> [MATERIAL PROVIDED]
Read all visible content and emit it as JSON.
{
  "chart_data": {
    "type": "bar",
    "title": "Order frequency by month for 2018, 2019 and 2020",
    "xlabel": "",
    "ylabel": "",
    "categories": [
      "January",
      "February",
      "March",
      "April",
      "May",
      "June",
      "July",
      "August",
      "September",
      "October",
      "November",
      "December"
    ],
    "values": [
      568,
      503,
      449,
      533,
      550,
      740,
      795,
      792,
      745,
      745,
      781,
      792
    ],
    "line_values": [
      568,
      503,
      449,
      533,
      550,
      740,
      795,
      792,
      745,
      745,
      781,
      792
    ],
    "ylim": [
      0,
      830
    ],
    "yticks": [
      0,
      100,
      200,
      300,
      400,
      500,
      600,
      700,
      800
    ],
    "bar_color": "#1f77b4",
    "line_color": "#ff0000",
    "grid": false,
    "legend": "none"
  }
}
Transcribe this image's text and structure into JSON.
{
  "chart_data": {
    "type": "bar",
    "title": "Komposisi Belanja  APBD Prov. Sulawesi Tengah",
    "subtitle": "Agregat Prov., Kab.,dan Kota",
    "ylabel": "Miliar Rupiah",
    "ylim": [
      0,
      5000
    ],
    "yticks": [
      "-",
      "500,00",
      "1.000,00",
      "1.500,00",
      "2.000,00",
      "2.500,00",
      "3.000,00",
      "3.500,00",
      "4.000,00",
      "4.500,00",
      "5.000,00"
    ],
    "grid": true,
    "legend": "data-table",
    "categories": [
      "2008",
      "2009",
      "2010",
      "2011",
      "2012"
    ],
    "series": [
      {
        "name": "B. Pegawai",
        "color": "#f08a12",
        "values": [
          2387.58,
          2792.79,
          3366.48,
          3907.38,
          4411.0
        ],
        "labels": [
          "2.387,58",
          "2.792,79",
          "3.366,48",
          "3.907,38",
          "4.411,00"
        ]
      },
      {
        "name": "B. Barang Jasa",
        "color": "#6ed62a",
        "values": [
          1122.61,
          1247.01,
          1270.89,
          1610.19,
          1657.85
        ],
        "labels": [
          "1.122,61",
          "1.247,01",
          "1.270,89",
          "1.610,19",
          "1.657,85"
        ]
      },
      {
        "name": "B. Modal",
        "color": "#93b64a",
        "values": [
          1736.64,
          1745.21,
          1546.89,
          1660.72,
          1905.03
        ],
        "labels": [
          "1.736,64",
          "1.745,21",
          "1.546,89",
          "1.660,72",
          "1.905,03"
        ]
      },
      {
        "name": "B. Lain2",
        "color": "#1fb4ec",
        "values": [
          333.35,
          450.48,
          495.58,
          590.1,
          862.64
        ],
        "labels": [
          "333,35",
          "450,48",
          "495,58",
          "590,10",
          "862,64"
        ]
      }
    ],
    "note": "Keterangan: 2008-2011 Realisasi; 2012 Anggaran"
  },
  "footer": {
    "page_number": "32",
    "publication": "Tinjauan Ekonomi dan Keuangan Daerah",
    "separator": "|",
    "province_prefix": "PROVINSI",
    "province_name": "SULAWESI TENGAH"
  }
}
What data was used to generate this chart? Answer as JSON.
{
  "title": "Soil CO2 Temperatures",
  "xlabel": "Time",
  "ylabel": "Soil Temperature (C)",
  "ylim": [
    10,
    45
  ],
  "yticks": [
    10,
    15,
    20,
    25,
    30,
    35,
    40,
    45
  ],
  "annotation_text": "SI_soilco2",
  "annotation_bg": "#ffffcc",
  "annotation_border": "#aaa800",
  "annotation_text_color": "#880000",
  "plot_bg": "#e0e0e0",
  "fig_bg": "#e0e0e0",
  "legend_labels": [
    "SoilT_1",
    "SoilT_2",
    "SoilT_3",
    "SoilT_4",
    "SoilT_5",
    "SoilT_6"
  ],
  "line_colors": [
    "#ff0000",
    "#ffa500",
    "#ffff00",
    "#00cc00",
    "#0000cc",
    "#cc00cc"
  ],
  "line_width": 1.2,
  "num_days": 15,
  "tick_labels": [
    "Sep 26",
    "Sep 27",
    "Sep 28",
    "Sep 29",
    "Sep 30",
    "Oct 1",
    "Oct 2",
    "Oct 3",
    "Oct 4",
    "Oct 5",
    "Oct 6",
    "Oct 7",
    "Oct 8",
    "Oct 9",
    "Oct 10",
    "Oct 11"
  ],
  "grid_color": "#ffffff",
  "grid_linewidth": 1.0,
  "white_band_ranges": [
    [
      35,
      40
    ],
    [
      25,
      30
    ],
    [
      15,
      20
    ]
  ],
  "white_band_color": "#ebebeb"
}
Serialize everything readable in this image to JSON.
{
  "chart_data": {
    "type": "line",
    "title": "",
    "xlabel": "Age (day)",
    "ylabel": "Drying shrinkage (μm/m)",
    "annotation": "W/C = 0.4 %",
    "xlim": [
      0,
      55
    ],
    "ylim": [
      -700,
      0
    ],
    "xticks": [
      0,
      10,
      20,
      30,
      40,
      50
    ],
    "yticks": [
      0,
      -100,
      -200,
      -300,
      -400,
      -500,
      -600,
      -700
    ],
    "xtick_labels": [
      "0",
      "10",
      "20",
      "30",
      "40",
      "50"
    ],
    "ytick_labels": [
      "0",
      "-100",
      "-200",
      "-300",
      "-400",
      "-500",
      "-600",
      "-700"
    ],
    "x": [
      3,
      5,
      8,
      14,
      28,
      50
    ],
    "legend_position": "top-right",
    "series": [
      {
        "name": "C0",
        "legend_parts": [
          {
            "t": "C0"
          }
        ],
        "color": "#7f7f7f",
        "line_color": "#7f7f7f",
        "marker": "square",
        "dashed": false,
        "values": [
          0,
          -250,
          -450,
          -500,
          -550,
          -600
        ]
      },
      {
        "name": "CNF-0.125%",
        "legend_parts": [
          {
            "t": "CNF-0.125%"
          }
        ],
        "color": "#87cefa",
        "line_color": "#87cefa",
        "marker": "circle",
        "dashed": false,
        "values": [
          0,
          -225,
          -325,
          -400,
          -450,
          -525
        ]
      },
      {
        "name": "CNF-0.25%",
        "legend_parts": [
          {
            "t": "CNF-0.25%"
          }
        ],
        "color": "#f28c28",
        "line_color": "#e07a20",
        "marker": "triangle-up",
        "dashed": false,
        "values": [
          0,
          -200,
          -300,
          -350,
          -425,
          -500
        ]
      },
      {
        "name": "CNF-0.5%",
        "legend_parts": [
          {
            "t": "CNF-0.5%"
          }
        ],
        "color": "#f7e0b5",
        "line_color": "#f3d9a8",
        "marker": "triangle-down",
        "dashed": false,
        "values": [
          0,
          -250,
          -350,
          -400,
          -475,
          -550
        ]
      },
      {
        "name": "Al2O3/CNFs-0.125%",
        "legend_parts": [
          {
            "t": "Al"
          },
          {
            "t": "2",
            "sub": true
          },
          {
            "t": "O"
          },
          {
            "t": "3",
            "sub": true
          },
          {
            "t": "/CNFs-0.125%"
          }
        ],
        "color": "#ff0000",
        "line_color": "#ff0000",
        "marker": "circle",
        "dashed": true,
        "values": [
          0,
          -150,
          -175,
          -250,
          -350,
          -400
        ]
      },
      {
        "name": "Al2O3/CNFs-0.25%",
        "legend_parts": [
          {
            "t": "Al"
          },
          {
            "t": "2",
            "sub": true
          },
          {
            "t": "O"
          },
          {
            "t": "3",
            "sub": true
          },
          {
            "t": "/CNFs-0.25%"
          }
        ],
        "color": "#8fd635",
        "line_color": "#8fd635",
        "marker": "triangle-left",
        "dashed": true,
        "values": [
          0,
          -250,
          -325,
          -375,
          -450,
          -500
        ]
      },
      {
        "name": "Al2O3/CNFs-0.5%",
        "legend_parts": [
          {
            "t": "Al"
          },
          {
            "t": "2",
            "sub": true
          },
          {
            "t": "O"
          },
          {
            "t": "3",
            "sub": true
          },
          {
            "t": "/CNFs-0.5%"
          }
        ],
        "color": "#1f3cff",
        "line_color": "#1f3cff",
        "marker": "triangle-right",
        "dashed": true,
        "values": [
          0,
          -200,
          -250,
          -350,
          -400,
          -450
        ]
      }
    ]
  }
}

> [CHALLENGE] Check every line of the data, and copy the ones that contain "CNFs".

> [FINAL RESULT]
        "name": "Al2O3/CNFs-0.125%",
            "t": "/CNFs-0.125%"
        "name": "Al2O3/CNFs-0.25%",
            "t": "/CNFs-0.25%"
        "name": "Al2O3/CNFs-0.5%",
            "t": "/CNFs-0.5%"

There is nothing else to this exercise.